** Begin DATA LISTING **
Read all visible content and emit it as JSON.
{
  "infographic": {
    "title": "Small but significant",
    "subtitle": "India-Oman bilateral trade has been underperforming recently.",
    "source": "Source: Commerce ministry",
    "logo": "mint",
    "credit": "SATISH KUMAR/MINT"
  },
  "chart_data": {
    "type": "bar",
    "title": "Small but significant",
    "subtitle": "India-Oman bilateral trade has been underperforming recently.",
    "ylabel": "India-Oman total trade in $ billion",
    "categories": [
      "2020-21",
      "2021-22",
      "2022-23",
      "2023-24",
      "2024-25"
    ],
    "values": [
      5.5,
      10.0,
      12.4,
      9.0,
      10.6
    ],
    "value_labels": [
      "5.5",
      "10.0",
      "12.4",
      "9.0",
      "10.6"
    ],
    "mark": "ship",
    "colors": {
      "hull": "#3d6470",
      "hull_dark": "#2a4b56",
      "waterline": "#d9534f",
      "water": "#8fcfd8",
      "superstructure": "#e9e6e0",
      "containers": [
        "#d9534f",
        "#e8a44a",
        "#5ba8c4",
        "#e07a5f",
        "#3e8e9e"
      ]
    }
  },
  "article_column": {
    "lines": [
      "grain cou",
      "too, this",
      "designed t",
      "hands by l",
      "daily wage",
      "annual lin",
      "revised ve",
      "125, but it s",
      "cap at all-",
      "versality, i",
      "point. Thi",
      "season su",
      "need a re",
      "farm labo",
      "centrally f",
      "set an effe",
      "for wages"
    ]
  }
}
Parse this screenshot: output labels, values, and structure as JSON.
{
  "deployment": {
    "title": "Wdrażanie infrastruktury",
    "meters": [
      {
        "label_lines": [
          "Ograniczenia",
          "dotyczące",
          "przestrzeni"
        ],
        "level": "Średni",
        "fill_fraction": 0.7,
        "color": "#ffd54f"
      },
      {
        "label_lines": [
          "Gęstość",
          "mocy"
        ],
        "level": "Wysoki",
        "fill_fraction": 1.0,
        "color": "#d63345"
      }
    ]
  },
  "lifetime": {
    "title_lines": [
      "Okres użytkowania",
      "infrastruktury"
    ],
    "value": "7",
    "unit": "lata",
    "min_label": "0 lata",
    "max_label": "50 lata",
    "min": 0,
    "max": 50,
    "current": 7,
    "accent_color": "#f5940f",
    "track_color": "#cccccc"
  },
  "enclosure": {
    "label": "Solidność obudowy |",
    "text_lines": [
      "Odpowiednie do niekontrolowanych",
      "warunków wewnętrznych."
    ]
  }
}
** End DATA LISTING **
** Begin DATA LISTING **
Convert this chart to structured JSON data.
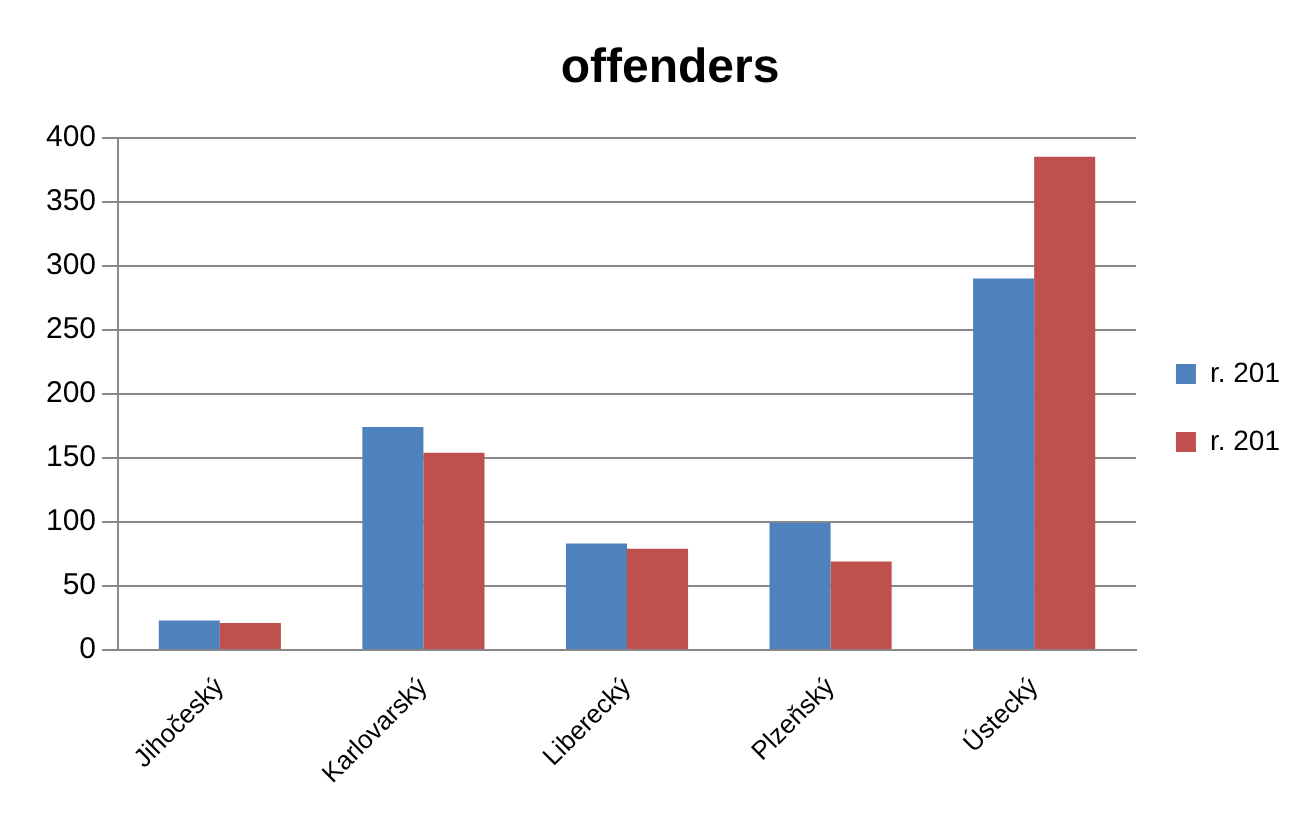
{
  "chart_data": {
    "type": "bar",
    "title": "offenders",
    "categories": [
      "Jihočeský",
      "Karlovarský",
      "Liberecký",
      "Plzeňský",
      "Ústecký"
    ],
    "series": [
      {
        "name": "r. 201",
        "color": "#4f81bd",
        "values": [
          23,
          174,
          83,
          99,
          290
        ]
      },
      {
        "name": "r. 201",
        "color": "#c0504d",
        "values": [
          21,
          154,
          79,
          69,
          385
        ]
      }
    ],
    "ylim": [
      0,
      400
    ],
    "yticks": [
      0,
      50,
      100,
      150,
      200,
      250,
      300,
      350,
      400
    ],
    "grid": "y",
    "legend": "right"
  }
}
** End DATA LISTING **
_SET PROBLEM_
Only the number is wanted: how many lines in the preceding entries hold the string "values"?

_THE OUTPUT_
4